Given task: For each line in the data below that holds "Missing", return a copy.

─── Extracted records ───

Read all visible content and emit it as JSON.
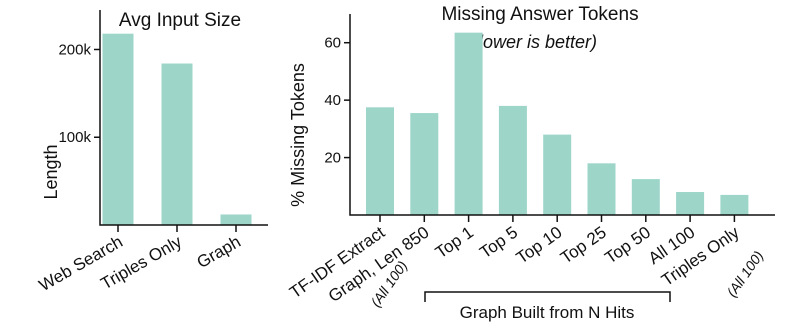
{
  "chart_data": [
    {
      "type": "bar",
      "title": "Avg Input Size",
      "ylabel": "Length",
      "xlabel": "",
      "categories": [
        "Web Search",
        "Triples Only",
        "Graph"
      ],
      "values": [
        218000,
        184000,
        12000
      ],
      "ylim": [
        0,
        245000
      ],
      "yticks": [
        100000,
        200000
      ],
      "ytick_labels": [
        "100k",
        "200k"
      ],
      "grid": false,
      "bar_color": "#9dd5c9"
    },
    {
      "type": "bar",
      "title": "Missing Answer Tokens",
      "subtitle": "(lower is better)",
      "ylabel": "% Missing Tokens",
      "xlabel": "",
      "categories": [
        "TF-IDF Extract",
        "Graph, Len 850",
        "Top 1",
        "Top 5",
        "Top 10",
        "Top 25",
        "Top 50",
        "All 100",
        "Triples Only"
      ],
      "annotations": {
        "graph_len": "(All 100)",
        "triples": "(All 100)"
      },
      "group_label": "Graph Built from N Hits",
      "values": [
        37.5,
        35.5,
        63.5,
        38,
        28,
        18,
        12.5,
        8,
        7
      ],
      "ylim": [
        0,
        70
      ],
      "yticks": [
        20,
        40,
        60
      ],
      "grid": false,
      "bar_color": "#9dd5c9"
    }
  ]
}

───
─── Extracted records ───

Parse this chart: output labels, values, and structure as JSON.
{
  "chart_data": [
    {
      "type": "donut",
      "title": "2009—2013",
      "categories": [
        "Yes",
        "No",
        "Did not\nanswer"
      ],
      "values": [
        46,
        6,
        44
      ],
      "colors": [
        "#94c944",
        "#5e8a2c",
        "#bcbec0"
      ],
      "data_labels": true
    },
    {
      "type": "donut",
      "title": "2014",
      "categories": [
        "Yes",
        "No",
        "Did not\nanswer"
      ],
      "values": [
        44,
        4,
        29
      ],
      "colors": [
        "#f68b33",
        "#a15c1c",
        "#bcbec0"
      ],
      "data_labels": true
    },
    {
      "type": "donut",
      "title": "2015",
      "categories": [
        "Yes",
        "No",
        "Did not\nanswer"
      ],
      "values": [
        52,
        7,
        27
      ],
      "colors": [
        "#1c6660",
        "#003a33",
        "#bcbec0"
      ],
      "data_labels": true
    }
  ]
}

───

Right answer:
      "title": "Missing Answer Tokens",
      "ylabel": "% Missing Tokens",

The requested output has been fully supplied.